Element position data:
****

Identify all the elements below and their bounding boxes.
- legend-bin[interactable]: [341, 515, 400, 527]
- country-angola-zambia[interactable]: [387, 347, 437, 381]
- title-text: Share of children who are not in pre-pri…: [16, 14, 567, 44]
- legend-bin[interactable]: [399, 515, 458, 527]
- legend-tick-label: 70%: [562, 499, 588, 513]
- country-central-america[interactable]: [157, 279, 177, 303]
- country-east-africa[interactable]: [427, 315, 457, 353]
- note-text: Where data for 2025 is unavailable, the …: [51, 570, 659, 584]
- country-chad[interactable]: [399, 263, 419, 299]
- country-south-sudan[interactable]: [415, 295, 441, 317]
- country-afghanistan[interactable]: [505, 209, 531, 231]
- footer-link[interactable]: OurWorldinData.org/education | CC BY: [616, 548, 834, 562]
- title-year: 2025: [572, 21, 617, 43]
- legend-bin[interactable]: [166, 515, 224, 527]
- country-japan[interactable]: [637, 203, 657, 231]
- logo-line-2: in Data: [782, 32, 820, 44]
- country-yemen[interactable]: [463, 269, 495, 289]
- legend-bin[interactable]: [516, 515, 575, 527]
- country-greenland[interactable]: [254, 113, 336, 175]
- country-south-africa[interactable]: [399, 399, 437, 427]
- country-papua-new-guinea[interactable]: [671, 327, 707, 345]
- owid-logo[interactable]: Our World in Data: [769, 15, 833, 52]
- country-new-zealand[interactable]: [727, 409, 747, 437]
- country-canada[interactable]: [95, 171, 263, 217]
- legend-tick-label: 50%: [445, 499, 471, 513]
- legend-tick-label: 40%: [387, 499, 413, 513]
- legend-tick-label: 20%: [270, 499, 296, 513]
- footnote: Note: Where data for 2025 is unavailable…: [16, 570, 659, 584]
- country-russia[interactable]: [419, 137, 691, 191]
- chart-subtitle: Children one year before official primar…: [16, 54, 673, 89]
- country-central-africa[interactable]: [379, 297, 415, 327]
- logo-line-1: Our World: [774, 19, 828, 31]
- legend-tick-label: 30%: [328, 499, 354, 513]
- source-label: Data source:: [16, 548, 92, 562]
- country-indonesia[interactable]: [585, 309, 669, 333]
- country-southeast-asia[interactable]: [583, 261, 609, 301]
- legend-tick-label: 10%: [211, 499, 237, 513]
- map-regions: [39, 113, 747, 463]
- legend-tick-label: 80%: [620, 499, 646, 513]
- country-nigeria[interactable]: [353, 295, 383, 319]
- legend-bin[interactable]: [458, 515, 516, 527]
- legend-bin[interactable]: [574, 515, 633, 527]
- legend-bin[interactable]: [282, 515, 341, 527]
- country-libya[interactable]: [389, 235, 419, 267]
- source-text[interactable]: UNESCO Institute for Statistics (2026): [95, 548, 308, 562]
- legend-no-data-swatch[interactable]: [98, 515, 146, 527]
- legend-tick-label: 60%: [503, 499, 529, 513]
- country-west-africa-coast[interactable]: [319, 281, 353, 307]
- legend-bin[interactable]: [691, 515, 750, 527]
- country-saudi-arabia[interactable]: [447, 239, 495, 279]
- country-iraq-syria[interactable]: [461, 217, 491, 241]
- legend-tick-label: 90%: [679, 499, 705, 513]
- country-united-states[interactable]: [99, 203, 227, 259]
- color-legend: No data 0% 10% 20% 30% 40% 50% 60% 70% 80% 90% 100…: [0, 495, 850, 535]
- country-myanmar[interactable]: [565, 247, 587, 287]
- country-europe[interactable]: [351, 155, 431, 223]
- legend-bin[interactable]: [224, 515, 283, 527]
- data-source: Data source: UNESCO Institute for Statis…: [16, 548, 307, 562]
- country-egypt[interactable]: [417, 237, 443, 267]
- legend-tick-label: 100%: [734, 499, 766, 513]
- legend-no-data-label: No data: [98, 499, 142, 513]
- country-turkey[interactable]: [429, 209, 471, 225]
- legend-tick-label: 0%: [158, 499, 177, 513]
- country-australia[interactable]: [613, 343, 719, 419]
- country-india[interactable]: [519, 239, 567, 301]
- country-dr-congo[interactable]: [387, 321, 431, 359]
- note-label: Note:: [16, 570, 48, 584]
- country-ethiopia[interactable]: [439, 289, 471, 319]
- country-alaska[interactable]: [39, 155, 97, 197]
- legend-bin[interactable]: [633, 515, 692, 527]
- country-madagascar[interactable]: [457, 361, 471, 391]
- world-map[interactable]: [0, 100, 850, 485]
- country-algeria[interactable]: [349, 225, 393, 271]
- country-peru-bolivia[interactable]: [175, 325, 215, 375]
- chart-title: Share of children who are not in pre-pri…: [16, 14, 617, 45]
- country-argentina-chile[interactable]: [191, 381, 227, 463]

****

## [Aim]
Find every line in the data above that contains the string "africa" and copy each of those lines. Case counts.

## [Answer below]
- country-east-africa[interactable]: [427, 315, 457, 353]
- country-south-africa[interactable]: [399, 399, 437, 427]
- country-central-africa[interactable]: [379, 297, 415, 327]
- country-west-africa-coast[interactable]: [319, 281, 353, 307]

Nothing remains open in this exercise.